_Task description_.
Give a verbatim quotation of every record.

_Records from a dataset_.
——

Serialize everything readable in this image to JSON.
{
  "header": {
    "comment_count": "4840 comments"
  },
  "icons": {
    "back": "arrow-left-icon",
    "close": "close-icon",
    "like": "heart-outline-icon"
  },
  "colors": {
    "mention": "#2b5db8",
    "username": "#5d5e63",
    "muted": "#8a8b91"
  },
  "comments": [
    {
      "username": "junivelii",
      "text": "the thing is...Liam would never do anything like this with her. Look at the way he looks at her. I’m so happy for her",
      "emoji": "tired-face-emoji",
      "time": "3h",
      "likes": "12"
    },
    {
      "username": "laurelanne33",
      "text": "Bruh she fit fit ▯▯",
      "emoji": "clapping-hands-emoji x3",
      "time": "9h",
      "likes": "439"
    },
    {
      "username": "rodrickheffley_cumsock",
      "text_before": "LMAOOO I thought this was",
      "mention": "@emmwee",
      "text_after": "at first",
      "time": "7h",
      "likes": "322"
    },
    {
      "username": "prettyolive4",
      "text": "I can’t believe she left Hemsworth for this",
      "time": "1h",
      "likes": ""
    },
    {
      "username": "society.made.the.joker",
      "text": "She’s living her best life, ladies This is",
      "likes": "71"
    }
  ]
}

——

_Written response_.
Serialize everything readable in this image to JSON.
{
  "header": {
    "comment_count": "4840 comments"
  },
  "icons": {
    "back": "arrow-left-icon",
    "close": "close-icon",
    "like": "heart-outline-icon"
  },
  "colors": {
    "mention": "#2b5db8",
    "username": "#5d5e63",
    "muted": "#8a8b91"
  },
  "comments": [
    {
      "username": "junivelii",
      "text": "the thing is...Liam would never do anything like this with her. Look at the way he looks at her. I’m so happy for her",
      "emoji": "tired-face-emoji",
      "time": "3h",
      "likes": "12"
    },
    {
      "username": "laurelanne33",
      "text": "Bruh she fit fit ▯▯",
      "emoji": "clapping-hands-emoji x3",
      "time": "9h",
      "likes": "439"
    },
    {
      "username": "rodrickheffley_cumsock",
      "text_before": "LMAOOO I thought this was",
      "mention": "@emmwee",
      "text_after": "at first",
      "time": "7h",
      "likes": "322"
    },
    {
      "username": "prettyolive4",
      "text": "I can’t believe she left Hemsworth for this",
      "time": "1h",
      "likes": ""
    },
    {
      "username": "society.made.the.joker",
      "text": "She’s living her best life, ladies This is",
      "likes": "71"
    }
  ]
}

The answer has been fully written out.